**Goal:** Reproduce the records below exactly as they appear.

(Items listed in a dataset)
________________________
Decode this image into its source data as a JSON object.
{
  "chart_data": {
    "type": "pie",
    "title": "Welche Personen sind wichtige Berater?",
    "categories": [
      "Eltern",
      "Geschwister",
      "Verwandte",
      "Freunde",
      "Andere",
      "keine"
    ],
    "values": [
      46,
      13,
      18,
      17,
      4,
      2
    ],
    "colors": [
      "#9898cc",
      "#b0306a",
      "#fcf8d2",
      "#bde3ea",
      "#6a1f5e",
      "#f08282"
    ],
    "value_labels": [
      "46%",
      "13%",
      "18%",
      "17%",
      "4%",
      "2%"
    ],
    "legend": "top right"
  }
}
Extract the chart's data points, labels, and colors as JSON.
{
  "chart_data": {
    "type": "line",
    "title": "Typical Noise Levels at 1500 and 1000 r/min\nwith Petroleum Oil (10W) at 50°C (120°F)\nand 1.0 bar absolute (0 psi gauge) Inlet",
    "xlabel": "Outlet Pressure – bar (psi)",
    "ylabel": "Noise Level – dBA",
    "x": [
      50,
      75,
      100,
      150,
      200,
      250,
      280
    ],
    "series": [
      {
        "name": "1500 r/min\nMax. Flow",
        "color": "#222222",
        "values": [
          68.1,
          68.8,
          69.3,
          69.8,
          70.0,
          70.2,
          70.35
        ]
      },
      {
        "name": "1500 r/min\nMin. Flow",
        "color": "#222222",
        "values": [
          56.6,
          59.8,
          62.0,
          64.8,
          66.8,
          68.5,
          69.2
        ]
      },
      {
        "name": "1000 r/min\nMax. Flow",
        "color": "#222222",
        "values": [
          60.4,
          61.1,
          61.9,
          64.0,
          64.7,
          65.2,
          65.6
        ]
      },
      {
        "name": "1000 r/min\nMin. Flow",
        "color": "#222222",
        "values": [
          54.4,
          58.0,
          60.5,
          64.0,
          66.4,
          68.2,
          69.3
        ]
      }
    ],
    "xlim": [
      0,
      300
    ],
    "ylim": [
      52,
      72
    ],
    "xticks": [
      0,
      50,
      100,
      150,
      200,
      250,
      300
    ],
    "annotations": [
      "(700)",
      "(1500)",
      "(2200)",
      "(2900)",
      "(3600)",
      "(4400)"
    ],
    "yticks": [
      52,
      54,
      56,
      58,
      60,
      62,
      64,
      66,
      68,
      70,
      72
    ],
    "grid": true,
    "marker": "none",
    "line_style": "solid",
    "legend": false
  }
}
________________________
**Exercise response:**
Decode this image into its source data as a JSON object.
{
  "chart_data": {
    "type": "pie",
    "title": "Welche Personen sind wichtige Berater?",
    "categories": [
      "Eltern",
      "Geschwister",
      "Verwandte",
      "Freunde",
      "Andere",
      "keine"
    ],
    "values": [
      46,
      13,
      18,
      17,
      4,
      2
    ],
    "colors": [
      "#9898cc",
      "#b0306a",
      "#fcf8d2",
      "#bde3ea",
      "#6a1f5e",
      "#f08282"
    ],
    "value_labels": [
      "46%",
      "13%",
      "18%",
      "17%",
      "4%",
      "2%"
    ],
    "legend": "top right"
  }
}
Extract the chart's data points, labels, and colors as JSON.
{
  "chart_data": {
    "type": "line",
    "title": "Typical Noise Levels at 1500 and 1000 r/min\nwith Petroleum Oil (10W) at 50°C (120°F)\nand 1.0 bar absolute (0 psi gauge) Inlet",
    "xlabel": "Outlet Pressure – bar (psi)",
    "ylabel": "Noise Level – dBA",
    "x": [
      50,
      75,
      100,
      150,
      200,
      250,
      280
    ],
    "series": [
      {
        "name": "1500 r/min\nMax. Flow",
        "color": "#222222",
        "values": [
          68.1,
          68.8,
          69.3,
          69.8,
          70.0,
          70.2,
          70.35
        ]
      },
      {
        "name": "1500 r/min\nMin. Flow",
        "color": "#222222",
        "values": [
          56.6,
          59.8,
          62.0,
          64.8,
          66.8,
          68.5,
          69.2
        ]
      },
      {
        "name": "1000 r/min\nMax. Flow",
        "color": "#222222",
        "values": [
          60.4,
          61.1,
          61.9,
          64.0,
          64.7,
          65.2,
          65.6
        ]
      },
      {
        "name": "1000 r/min\nMin. Flow",
        "color": "#222222",
        "values": [
          54.4,
          58.0,
          60.5,
          64.0,
          66.4,
          68.2,
          69.3
        ]
      }
    ],
    "xlim": [
      0,
      300
    ],
    "ylim": [
      52,
      72
    ],
    "xticks": [
      0,
      50,
      100,
      150,
      200,
      250,
      300
    ],
    "annotations": [
      "(700)",
      "(1500)",
      "(2200)",
      "(2900)",
      "(3600)",
      "(4400)"
    ],
    "yticks": [
      52,
      54,
      56,
      58,
      60,
      62,
      64,
      66,
      68,
      70,
      72
    ],
    "grid": true,
    "marker": "none",
    "line_style": "solid",
    "legend": false
  }
}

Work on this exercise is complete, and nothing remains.